*Required work:* Transcribe the records that follow in their entirety, omitting any pictures.

[Some records]

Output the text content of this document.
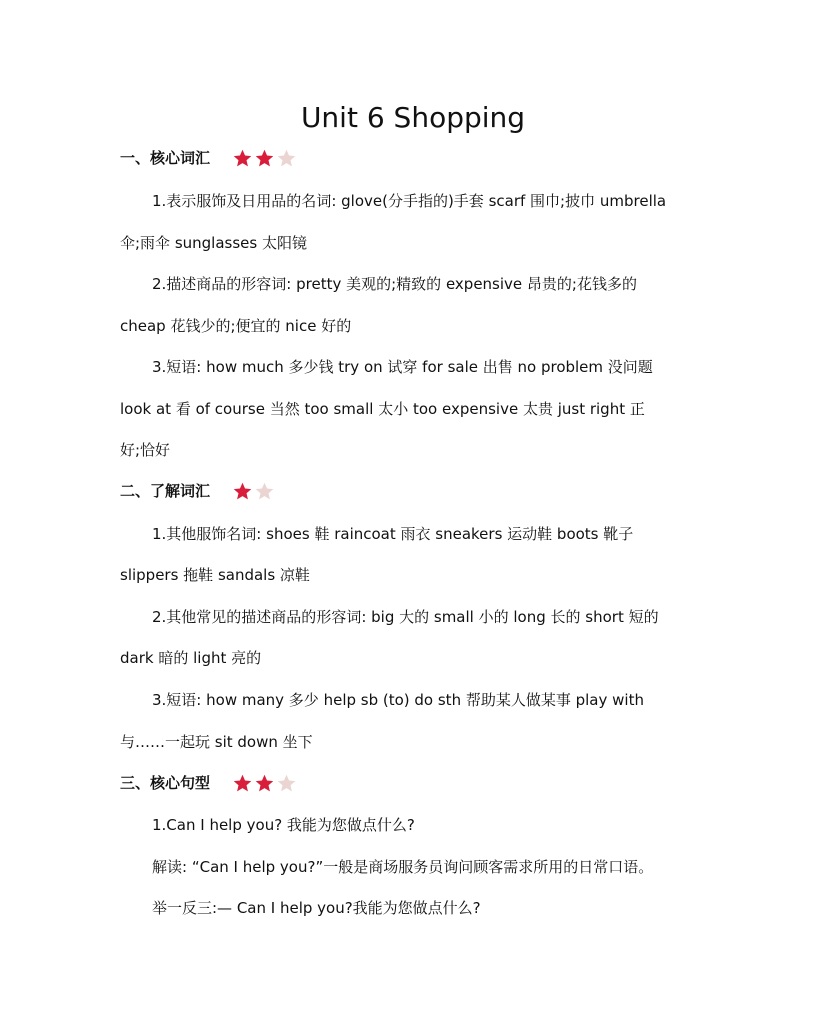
Unit 6 Shopping
一、核心词汇
1.表示服饰及日用品的名词: glove(分手指的)手套 scarf 围巾;披巾 umbrella
伞;雨伞 sunglasses 太阳镜
2.描述商品的形容词: pretty 美观的;精致的 expensive 昂贵的;花钱多的
cheap 花钱少的;便宜的 nice 好的
3.短语: how much 多少钱 try on 试穿 for sale 出售 no problem 没问题
look at 看 of course 当然 too small 太小 too expensive 太贵 just right 正
好;恰好
二、了解词汇
1.其他服饰名词: shoes 鞋 raincoat 雨衣 sneakers 运动鞋 boots 靴子
slippers 拖鞋 sandals 凉鞋
2.其他常见的描述商品的形容词: big 大的 small 小的 long 长的 short 短的
dark 暗的 light 亮的
3.短语: how many 多少 help sb (to) do sth 帮助某人做某事 play with
与……一起玩 sit down 坐下
三、核心句型
1.Can I help you? 我能为您做点什么?
解读: “Can I help you?”一般是商场服务员询问顾客需求所用的日常口语。
举一反三:— Can I help you?我能为您做点什么?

*Result of the task:*
Output the text content of this document.
Unit 6 Shopping
一、核心词汇
1.表示服饰及日用品的名词: glove(分手指的)手套 scarf 围巾;披巾 umbrella
伞;雨伞 sunglasses 太阳镜
2.描述商品的形容词: pretty 美观的;精致的 expensive 昂贵的;花钱多的
cheap 花钱少的;便宜的 nice 好的
3.短语: how much 多少钱 try on 试穿 for sale 出售 no problem 没问题
look at 看 of course 当然 too small 太小 too expensive 太贵 just right 正
好;恰好
二、了解词汇
1.其他服饰名词: shoes 鞋 raincoat 雨衣 sneakers 运动鞋 boots 靴子
slippers 拖鞋 sandals 凉鞋
2.其他常见的描述商品的形容词: big 大的 small 小的 long 长的 short 短的
dark 暗的 light 亮的
3.短语: how many 多少 help sb (to) do sth 帮助某人做某事 play with
与……一起玩 sit down 坐下
三、核心句型
1.Can I help you? 我能为您做点什么?
解读: “Can I help you?”一般是商场服务员询问顾客需求所用的日常口语。
举一反三:— Can I help you?我能为您做点什么?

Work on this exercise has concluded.